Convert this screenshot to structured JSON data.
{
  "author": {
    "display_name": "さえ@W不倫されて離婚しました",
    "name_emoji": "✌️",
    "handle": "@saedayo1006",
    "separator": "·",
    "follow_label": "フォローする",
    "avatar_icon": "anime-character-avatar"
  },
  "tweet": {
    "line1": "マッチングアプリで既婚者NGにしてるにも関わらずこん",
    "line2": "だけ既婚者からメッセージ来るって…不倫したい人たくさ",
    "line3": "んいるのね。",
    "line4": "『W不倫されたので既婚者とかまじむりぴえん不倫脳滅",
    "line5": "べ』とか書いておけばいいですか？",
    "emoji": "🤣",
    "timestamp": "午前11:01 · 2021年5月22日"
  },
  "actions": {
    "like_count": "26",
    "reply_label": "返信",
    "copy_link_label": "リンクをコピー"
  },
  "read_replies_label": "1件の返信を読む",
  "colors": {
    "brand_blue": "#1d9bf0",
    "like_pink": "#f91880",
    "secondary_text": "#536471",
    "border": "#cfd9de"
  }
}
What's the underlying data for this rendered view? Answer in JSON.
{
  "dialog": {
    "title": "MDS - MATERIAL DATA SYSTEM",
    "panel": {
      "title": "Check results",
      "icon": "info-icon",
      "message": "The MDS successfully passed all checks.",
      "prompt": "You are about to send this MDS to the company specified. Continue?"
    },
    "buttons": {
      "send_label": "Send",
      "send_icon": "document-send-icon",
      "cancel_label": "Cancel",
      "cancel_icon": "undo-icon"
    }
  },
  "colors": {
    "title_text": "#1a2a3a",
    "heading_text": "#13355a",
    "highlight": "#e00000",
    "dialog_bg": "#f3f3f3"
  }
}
####
> _Given request_:
Provide all the records again, word for word.

> _Response to the exercise_:
Convert this screenshot to structured JSON data.
{
  "author": {
    "display_name": "さえ@W不倫されて離婚しました",
    "name_emoji": "✌️",
    "handle": "@saedayo1006",
    "separator": "·",
    "follow_label": "フォローする",
    "avatar_icon": "anime-character-avatar"
  },
  "tweet": {
    "line1": "マッチングアプリで既婚者NGにしてるにも関わらずこん",
    "line2": "だけ既婚者からメッセージ来るって…不倫したい人たくさ",
    "line3": "んいるのね。",
    "line4": "『W不倫されたので既婚者とかまじむりぴえん不倫脳滅",
    "line5": "べ』とか書いておけばいいですか？",
    "emoji": "🤣",
    "timestamp": "午前11:01 · 2021年5月22日"
  },
  "actions": {
    "like_count": "26",
    "reply_label": "返信",
    "copy_link_label": "リンクをコピー"
  },
  "read_replies_label": "1件の返信を読む",
  "colors": {
    "brand_blue": "#1d9bf0",
    "like_pink": "#f91880",
    "secondary_text": "#536471",
    "border": "#cfd9de"
  }
}
What's the underlying data for this rendered view? Answer in JSON.
{
  "dialog": {
    "title": "MDS - MATERIAL DATA SYSTEM",
    "panel": {
      "title": "Check results",
      "icon": "info-icon",
      "message": "The MDS successfully passed all checks.",
      "prompt": "You are about to send this MDS to the company specified. Continue?"
    },
    "buttons": {
      "send_label": "Send",
      "send_icon": "document-send-icon",
      "cancel_label": "Cancel",
      "cancel_icon": "undo-icon"
    }
  },
  "colors": {
    "title_text": "#1a2a3a",
    "heading_text": "#13355a",
    "highlight": "#e00000",
    "dialog_bg": "#f3f3f3"
  }
}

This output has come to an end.